Excerpted records
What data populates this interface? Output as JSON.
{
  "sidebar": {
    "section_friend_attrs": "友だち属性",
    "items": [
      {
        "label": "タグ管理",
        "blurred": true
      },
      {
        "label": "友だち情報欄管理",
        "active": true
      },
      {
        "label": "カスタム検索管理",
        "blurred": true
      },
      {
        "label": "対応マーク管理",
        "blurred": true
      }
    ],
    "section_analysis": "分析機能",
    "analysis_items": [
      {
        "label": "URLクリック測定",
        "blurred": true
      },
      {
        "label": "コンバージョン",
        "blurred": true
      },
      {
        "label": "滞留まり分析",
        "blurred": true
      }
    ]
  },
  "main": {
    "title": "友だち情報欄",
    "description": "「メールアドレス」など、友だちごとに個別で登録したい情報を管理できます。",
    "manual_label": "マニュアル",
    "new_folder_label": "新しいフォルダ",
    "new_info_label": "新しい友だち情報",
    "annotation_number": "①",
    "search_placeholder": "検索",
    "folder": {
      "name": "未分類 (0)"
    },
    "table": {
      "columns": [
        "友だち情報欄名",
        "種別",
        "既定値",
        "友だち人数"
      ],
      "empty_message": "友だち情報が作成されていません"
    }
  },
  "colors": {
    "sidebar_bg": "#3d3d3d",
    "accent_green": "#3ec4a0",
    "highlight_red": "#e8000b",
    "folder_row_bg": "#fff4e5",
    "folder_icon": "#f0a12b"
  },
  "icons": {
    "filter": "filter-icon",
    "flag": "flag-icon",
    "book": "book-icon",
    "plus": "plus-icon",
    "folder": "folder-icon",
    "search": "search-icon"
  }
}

Problem description
Type out the whole listing above again, exactly as it stands.

Answer
What data populates this interface? Output as JSON.
{
  "sidebar": {
    "section_friend_attrs": "友だち属性",
    "items": [
      {
        "label": "タグ管理",
        "blurred": true
      },
      {
        "label": "友だち情報欄管理",
        "active": true
      },
      {
        "label": "カスタム検索管理",
        "blurred": true
      },
      {
        "label": "対応マーク管理",
        "blurred": true
      }
    ],
    "section_analysis": "分析機能",
    "analysis_items": [
      {
        "label": "URLクリック測定",
        "blurred": true
      },
      {
        "label": "コンバージョン",
        "blurred": true
      },
      {
        "label": "滞留まり分析",
        "blurred": true
      }
    ]
  },
  "main": {
    "title": "友だち情報欄",
    "description": "「メールアドレス」など、友だちごとに個別で登録したい情報を管理できます。",
    "manual_label": "マニュアル",
    "new_folder_label": "新しいフォルダ",
    "new_info_label": "新しい友だち情報",
    "annotation_number": "①",
    "search_placeholder": "検索",
    "folder": {
      "name": "未分類 (0)"
    },
    "table": {
      "columns": [
        "友だち情報欄名",
        "種別",
        "既定値",
        "友だち人数"
      ],
      "empty_message": "友だち情報が作成されていません"
    }
  },
  "colors": {
    "sidebar_bg": "#3d3d3d",
    "accent_green": "#3ec4a0",
    "highlight_red": "#e8000b",
    "folder_row_bg": "#fff4e5",
    "folder_icon": "#f0a12b"
  },
  "icons": {
    "filter": "filter-icon",
    "flag": "flag-icon",
    "book": "book-icon",
    "plus": "plus-icon",
    "folder": "folder-icon",
    "search": "search-icon"
  }
}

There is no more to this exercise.